*** INPUT MATERIAL

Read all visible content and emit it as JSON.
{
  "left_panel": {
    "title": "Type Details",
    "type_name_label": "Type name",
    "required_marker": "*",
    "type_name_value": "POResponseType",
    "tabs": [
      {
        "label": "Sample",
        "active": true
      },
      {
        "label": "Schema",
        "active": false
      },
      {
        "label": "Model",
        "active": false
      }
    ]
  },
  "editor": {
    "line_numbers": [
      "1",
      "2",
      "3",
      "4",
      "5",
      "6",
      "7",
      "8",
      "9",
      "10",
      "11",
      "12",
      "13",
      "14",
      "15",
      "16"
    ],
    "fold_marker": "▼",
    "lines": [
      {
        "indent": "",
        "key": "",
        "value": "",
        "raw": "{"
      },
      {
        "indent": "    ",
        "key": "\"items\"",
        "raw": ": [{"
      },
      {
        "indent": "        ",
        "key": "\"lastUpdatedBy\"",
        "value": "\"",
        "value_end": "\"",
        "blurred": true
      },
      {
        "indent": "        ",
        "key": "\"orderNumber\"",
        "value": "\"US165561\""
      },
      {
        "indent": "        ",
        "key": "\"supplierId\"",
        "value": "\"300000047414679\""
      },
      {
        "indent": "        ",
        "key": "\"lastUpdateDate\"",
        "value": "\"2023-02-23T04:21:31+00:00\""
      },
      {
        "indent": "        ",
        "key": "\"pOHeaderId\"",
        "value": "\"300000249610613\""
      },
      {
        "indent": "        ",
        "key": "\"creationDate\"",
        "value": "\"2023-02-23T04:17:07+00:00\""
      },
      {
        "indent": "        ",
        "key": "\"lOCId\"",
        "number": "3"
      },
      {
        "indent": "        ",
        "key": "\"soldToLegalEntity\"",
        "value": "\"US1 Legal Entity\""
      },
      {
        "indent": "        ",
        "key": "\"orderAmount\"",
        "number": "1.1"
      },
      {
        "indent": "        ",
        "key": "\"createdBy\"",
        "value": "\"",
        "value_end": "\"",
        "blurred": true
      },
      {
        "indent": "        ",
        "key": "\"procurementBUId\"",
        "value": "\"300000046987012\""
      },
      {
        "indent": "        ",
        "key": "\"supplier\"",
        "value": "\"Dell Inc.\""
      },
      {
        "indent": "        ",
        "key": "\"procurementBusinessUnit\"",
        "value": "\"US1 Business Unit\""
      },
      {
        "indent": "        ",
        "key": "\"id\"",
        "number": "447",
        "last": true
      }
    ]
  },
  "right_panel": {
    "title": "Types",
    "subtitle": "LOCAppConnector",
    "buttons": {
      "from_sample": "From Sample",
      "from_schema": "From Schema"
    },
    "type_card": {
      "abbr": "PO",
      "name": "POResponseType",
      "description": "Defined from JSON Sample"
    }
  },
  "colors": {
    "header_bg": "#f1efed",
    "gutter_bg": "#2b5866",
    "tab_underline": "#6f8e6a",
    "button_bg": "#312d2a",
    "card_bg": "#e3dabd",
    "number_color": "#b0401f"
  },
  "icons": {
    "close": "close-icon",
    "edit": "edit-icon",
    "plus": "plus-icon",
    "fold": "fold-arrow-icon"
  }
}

******

» **EXERCISE INSTRUCTIONS**: Produce a verbatim transcription of the entries above.

» **WRITTEN ANSWER**:
Read all visible content and emit it as JSON.
{
  "left_panel": {
    "title": "Type Details",
    "type_name_label": "Type name",
    "required_marker": "*",
    "type_name_value": "POResponseType",
    "tabs": [
      {
        "label": "Sample",
        "active": true
      },
      {
        "label": "Schema",
        "active": false
      },
      {
        "label": "Model",
        "active": false
      }
    ]
  },
  "editor": {
    "line_numbers": [
      "1",
      "2",
      "3",
      "4",
      "5",
      "6",
      "7",
      "8",
      "9",
      "10",
      "11",
      "12",
      "13",
      "14",
      "15",
      "16"
    ],
    "fold_marker": "▼",
    "lines": [
      {
        "indent": "",
        "key": "",
        "value": "",
        "raw": "{"
      },
      {
        "indent": "    ",
        "key": "\"items\"",
        "raw": ": [{"
      },
      {
        "indent": "        ",
        "key": "\"lastUpdatedBy\"",
        "value": "\"",
        "value_end": "\"",
        "blurred": true
      },
      {
        "indent": "        ",
        "key": "\"orderNumber\"",
        "value": "\"US165561\""
      },
      {
        "indent": "        ",
        "key": "\"supplierId\"",
        "value": "\"300000047414679\""
      },
      {
        "indent": "        ",
        "key": "\"lastUpdateDate\"",
        "value": "\"2023-02-23T04:21:31+00:00\""
      },
      {
        "indent": "        ",
        "key": "\"pOHeaderId\"",
        "value": "\"300000249610613\""
      },
      {
        "indent": "        ",
        "key": "\"creationDate\"",
        "value": "\"2023-02-23T04:17:07+00:00\""
      },
      {
        "indent": "        ",
        "key": "\"lOCId\"",
        "number": "3"
      },
      {
        "indent": "        ",
        "key": "\"soldToLegalEntity\"",
        "value": "\"US1 Legal Entity\""
      },
      {
        "indent": "        ",
        "key": "\"orderAmount\"",
        "number": "1.1"
      },
      {
        "indent": "        ",
        "key": "\"createdBy\"",
        "value": "\"",
        "value_end": "\"",
        "blurred": true
      },
      {
        "indent": "        ",
        "key": "\"procurementBUId\"",
        "value": "\"300000046987012\""
      },
      {
        "indent": "        ",
        "key": "\"supplier\"",
        "value": "\"Dell Inc.\""
      },
      {
        "indent": "        ",
        "key": "\"procurementBusinessUnit\"",
        "value": "\"US1 Business Unit\""
      },
      {
        "indent": "        ",
        "key": "\"id\"",
        "number": "447",
        "last": true
      }
    ]
  },
  "right_panel": {
    "title": "Types",
    "subtitle": "LOCAppConnector",
    "buttons": {
      "from_sample": "From Sample",
      "from_schema": "From Schema"
    },
    "type_card": {
      "abbr": "PO",
      "name": "POResponseType",
      "description": "Defined from JSON Sample"
    }
  },
  "colors": {
    "header_bg": "#f1efed",
    "gutter_bg": "#2b5866",
    "tab_underline": "#6f8e6a",
    "button_bg": "#312d2a",
    "card_bg": "#e3dabd",
    "number_color": "#b0401f"
  },
  "icons": {
    "close": "close-icon",
    "edit": "edit-icon",
    "plus": "plus-icon",
    "fold": "fold-arrow-icon"
  }
}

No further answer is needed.